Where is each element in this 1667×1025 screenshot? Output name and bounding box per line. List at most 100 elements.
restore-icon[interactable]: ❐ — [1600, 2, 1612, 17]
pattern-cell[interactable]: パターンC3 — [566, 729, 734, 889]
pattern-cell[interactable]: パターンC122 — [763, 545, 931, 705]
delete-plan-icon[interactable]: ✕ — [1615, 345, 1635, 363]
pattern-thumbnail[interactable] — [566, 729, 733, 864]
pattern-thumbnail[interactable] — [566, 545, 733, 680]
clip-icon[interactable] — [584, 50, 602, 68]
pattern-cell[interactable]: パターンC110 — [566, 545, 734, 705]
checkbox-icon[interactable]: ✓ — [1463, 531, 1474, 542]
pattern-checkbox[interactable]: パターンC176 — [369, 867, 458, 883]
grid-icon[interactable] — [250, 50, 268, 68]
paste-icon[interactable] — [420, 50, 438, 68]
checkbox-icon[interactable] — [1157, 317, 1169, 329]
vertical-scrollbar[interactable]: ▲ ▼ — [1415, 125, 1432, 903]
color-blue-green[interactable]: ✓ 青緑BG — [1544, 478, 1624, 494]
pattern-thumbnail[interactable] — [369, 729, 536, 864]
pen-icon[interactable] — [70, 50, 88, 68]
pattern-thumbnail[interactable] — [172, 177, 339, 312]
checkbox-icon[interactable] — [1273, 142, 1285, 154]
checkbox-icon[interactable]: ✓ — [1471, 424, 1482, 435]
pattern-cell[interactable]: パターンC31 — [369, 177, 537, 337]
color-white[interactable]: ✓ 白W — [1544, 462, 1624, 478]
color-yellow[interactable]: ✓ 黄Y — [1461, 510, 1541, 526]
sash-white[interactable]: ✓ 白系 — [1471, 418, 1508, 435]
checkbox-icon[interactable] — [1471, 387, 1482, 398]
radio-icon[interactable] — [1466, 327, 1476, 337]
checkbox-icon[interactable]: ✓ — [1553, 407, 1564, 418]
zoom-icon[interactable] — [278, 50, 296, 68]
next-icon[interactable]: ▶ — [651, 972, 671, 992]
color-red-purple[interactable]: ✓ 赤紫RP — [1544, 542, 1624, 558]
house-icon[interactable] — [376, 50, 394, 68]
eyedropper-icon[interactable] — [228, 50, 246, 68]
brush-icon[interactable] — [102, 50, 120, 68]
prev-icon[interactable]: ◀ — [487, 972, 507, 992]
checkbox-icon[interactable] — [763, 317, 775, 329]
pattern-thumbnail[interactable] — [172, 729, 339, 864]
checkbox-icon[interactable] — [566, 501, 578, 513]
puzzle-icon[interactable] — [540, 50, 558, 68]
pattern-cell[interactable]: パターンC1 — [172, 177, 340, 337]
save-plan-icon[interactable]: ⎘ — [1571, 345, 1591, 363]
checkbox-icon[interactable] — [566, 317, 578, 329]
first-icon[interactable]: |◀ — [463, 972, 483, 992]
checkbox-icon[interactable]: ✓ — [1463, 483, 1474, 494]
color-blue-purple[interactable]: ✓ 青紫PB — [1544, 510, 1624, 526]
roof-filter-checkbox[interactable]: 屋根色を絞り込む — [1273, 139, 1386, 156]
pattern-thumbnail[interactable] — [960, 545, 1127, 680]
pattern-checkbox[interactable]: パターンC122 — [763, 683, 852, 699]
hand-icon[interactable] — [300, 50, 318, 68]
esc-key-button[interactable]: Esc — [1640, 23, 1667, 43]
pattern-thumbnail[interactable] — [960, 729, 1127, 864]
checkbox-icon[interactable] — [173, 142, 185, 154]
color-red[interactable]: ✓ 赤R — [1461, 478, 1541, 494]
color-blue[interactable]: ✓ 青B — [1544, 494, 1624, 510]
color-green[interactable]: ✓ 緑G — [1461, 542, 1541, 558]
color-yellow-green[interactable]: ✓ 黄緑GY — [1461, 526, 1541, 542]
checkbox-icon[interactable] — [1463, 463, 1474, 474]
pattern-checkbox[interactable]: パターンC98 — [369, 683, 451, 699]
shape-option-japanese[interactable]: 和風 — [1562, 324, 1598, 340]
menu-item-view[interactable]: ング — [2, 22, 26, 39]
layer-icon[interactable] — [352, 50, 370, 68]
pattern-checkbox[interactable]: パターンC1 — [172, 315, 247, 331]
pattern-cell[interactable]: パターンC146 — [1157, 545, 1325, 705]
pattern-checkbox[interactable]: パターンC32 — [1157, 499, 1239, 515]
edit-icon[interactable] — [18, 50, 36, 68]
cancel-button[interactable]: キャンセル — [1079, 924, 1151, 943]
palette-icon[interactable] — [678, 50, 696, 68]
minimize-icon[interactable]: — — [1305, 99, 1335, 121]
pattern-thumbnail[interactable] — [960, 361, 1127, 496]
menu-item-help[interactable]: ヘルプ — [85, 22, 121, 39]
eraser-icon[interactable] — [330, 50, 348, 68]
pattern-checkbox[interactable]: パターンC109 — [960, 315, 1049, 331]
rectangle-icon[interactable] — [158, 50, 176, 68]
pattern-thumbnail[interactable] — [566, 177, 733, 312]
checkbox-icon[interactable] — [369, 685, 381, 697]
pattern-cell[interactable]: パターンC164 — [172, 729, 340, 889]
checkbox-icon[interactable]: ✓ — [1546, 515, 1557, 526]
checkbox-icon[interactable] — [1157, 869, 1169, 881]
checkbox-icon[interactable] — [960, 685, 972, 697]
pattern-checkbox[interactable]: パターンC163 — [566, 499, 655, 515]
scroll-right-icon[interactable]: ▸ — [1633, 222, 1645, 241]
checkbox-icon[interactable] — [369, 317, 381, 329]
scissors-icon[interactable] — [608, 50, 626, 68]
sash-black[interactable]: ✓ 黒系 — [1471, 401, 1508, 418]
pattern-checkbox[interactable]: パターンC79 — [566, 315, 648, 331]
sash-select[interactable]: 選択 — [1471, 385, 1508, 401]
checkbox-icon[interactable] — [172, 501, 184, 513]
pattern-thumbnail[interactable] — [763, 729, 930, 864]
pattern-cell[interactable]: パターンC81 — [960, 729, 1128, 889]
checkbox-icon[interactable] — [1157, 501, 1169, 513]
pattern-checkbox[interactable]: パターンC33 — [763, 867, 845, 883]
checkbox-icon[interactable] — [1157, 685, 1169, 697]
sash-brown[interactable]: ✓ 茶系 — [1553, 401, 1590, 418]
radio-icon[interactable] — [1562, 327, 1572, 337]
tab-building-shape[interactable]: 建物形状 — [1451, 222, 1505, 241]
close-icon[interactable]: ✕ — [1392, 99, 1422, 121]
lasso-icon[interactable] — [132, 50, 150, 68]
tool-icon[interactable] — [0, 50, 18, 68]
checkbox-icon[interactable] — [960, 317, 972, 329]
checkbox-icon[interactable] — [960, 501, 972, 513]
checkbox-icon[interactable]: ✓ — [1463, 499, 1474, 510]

————————

§ What needs to be done: Copy the records above word for word, starting at the first line and ending at the line containing "checkbox-icon[interactable] — [566, 317, 578, 329]".

§ Completed exercise:
Where is each element in this 1667×1025 screenshot? Output name and bounding box per line. List at most 100 elements.
restore-icon[interactable]: ❐ — [1600, 2, 1612, 17]
pattern-cell[interactable]: パターンC3 — [566, 729, 734, 889]
pattern-cell[interactable]: パターンC122 — [763, 545, 931, 705]
delete-plan-icon[interactable]: ✕ — [1615, 345, 1635, 363]
pattern-thumbnail[interactable] — [566, 729, 733, 864]
pattern-thumbnail[interactable] — [566, 545, 733, 680]
clip-icon[interactable] — [584, 50, 602, 68]
pattern-cell[interactable]: パターンC110 — [566, 545, 734, 705]
checkbox-icon[interactable]: ✓ — [1463, 531, 1474, 542]
pattern-checkbox[interactable]: パターンC176 — [369, 867, 458, 883]
grid-icon[interactable] — [250, 50, 268, 68]
paste-icon[interactable] — [420, 50, 438, 68]
checkbox-icon[interactable] — [1157, 317, 1169, 329]
vertical-scrollbar[interactable]: ▲ ▼ — [1415, 125, 1432, 903]
color-blue-green[interactable]: ✓ 青緑BG — [1544, 478, 1624, 494]
pattern-thumbnail[interactable] — [369, 729, 536, 864]
pen-icon[interactable] — [70, 50, 88, 68]
pattern-thumbnail[interactable] — [172, 177, 339, 312]
checkbox-icon[interactable] — [1273, 142, 1285, 154]
checkbox-icon[interactable]: ✓ — [1471, 424, 1482, 435]
pattern-cell[interactable]: パターンC31 — [369, 177, 537, 337]
color-white[interactable]: ✓ 白W — [1544, 462, 1624, 478]
color-yellow[interactable]: ✓ 黄Y — [1461, 510, 1541, 526]
sash-white[interactable]: ✓ 白系 — [1471, 418, 1508, 435]
checkbox-icon[interactable] — [1471, 387, 1482, 398]
radio-icon[interactable] — [1466, 327, 1476, 337]
checkbox-icon[interactable]: ✓ — [1553, 407, 1564, 418]
zoom-icon[interactable] — [278, 50, 296, 68]
next-icon[interactable]: ▶ — [651, 972, 671, 992]
color-red-purple[interactable]: ✓ 赤紫RP — [1544, 542, 1624, 558]
house-icon[interactable] — [376, 50, 394, 68]
eyedropper-icon[interactable] — [228, 50, 246, 68]
brush-icon[interactable] — [102, 50, 120, 68]
prev-icon[interactable]: ◀ — [487, 972, 507, 992]
checkbox-icon[interactable] — [763, 317, 775, 329]
pattern-thumbnail[interactable] — [172, 729, 339, 864]
checkbox-icon[interactable] — [566, 501, 578, 513]
puzzle-icon[interactable] — [540, 50, 558, 68]
pattern-cell[interactable]: パターンC1 — [172, 177, 340, 337]
save-plan-icon[interactable]: ⎘ — [1571, 345, 1591, 363]
checkbox-icon[interactable] — [566, 317, 578, 329]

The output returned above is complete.